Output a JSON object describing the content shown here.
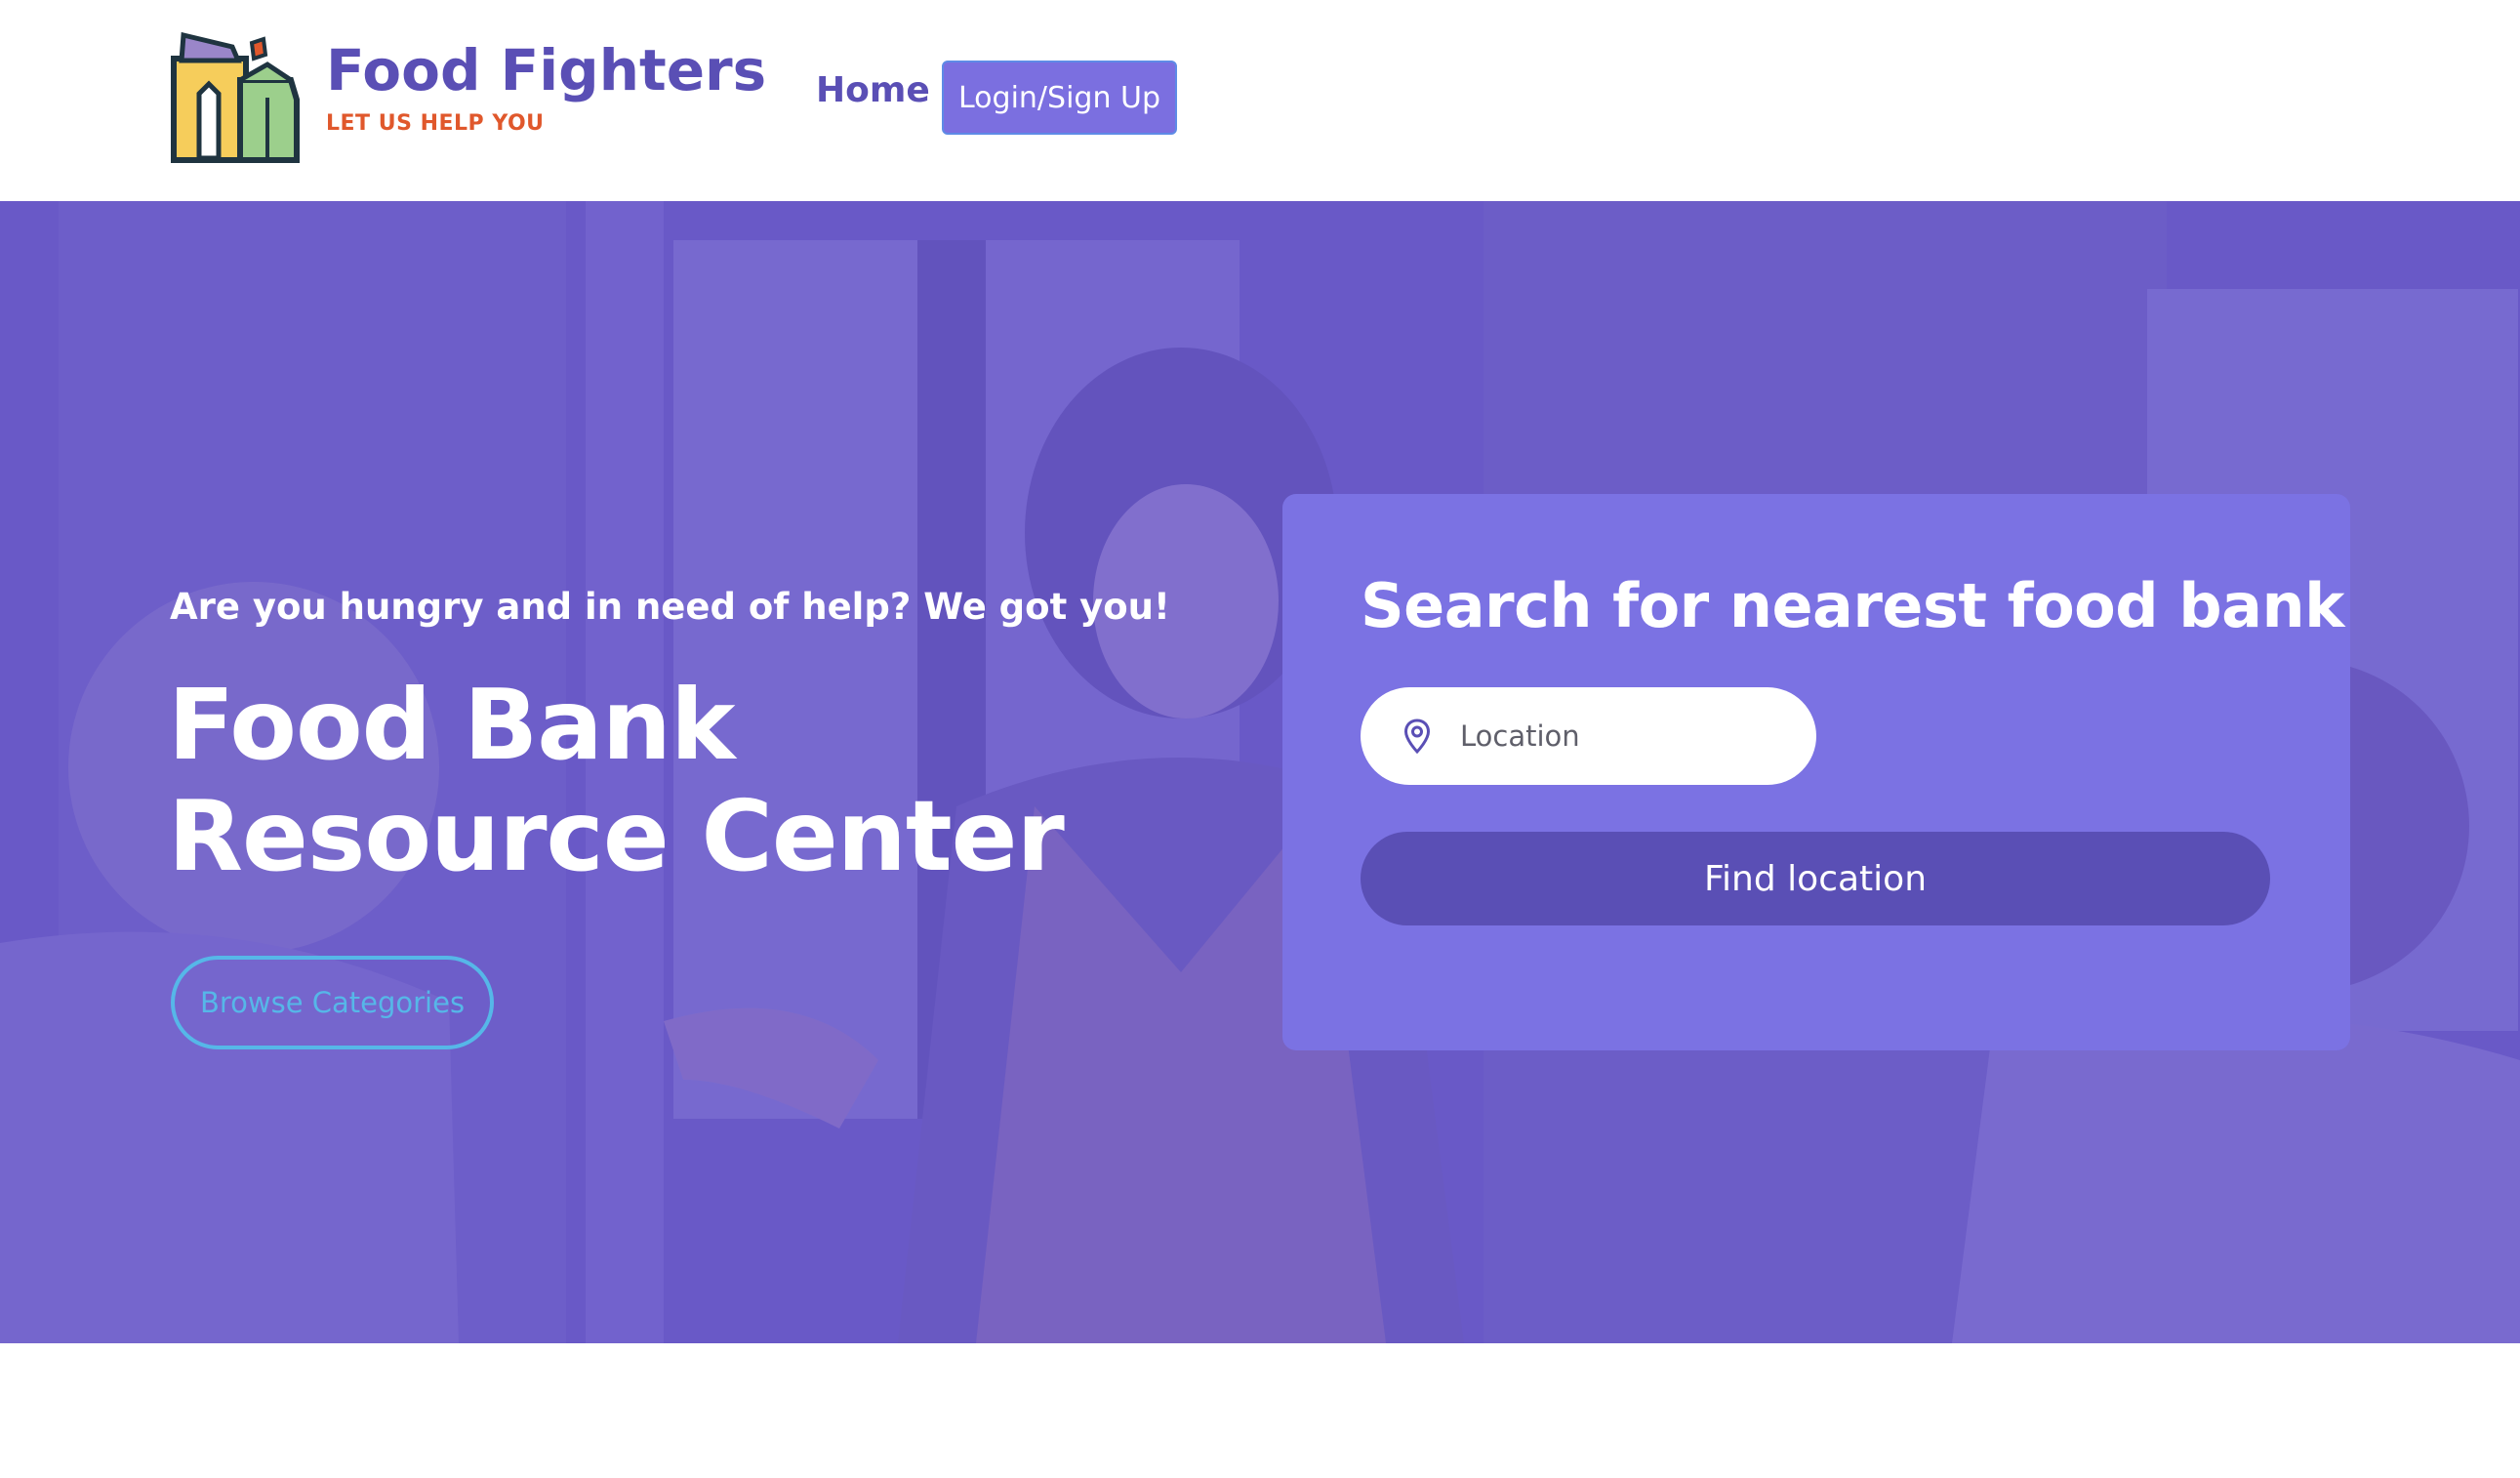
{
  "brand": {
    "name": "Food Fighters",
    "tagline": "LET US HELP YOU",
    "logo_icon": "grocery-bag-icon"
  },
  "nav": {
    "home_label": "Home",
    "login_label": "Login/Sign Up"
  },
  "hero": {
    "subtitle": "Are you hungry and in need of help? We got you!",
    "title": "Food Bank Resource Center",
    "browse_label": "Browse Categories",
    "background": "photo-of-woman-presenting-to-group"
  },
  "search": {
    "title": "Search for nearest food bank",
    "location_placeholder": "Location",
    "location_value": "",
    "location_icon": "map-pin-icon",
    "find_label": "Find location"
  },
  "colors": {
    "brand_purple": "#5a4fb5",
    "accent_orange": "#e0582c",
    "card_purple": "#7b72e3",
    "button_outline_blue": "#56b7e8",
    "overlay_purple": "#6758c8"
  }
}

Given task: Using the material above, retype each entry exactly and omit the pictures.

Answer to the exercise:
Output a JSON object describing the content shown here.
{
  "brand": {
    "name": "Food Fighters",
    "tagline": "LET US HELP YOU",
    "logo_icon": "grocery-bag-icon"
  },
  "nav": {
    "home_label": "Home",
    "login_label": "Login/Sign Up"
  },
  "hero": {
    "subtitle": "Are you hungry and in need of help? We got you!",
    "title": "Food Bank Resource Center",
    "browse_label": "Browse Categories",
    "background": "photo-of-woman-presenting-to-group"
  },
  "search": {
    "title": "Search for nearest food bank",
    "location_placeholder": "Location",
    "location_value": "",
    "location_icon": "map-pin-icon",
    "find_label": "Find location"
  },
  "colors": {
    "brand_purple": "#5a4fb5",
    "accent_orange": "#e0582c",
    "card_purple": "#7b72e3",
    "button_outline_blue": "#56b7e8",
    "overlay_purple": "#6758c8"
  }
}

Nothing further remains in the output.